What is needed:
Output the records exactly as they appear, with no pictures included.

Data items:
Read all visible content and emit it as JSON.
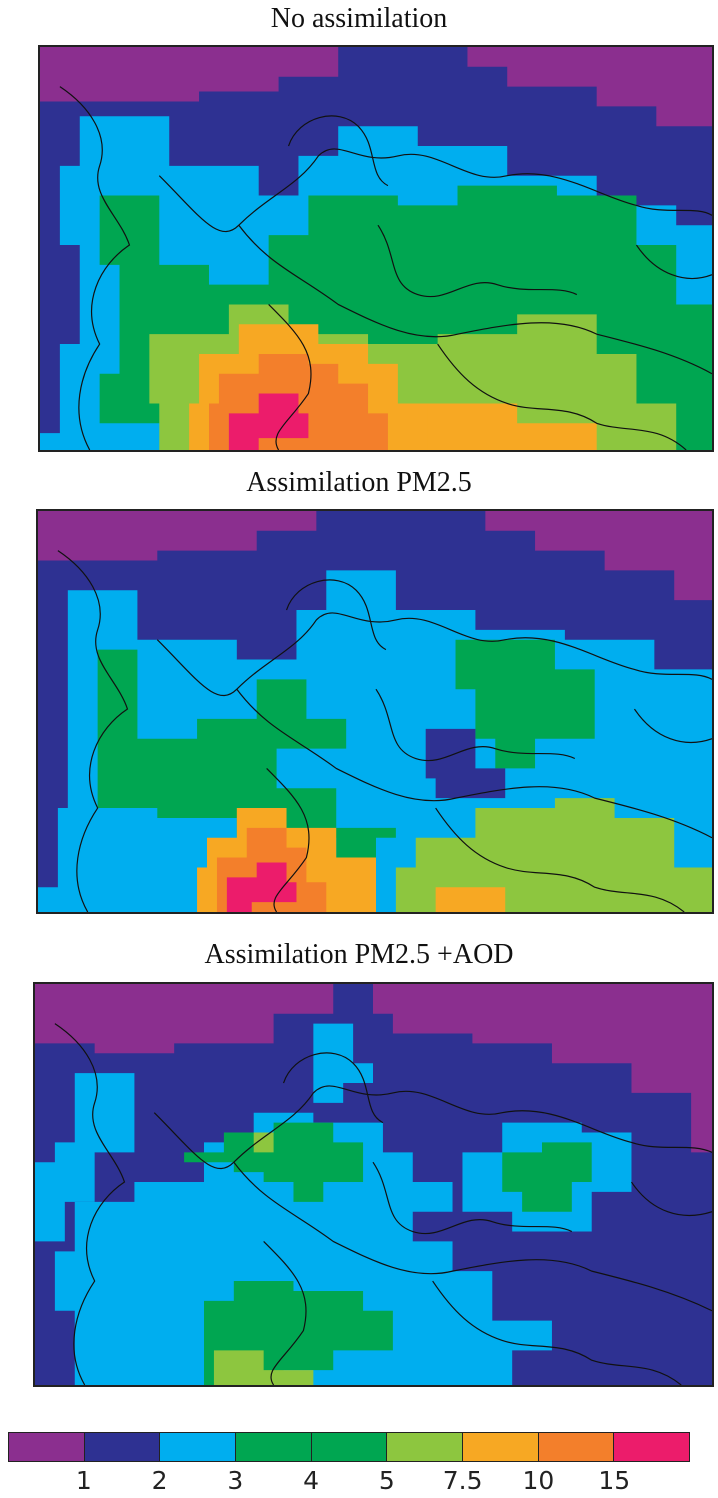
{
  "panels": [
    {
      "title": "No assimilation"
    },
    {
      "title": "Assimilation PM2.5"
    },
    {
      "title": "Assimilation PM2.5 +AOD"
    }
  ],
  "legend": {
    "colors": [
      "#8b2f8f",
      "#2e3192",
      "#00aeef",
      "#00a651",
      "#00a651",
      "#8dc63f",
      "#f7a823",
      "#f37f2b",
      "#ec1c6b"
    ],
    "labels": [
      "1",
      "2",
      "3",
      "4",
      "5",
      "7.5",
      "10",
      "15"
    ]
  }
}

Output:
Read all visible content and emit it as JSON.
{
  "panels": [
    {
      "title": "No assimilation"
    },
    {
      "title": "Assimilation PM2.5"
    },
    {
      "title": "Assimilation PM2.5 +AOD"
    }
  ],
  "legend": {
    "colors": [
      "#8b2f8f",
      "#2e3192",
      "#00aeef",
      "#00a651",
      "#00a651",
      "#8dc63f",
      "#f7a823",
      "#f37f2b",
      "#ec1c6b"
    ],
    "labels": [
      "1",
      "2",
      "3",
      "4",
      "5",
      "7.5",
      "10",
      "15"
    ]
  }
}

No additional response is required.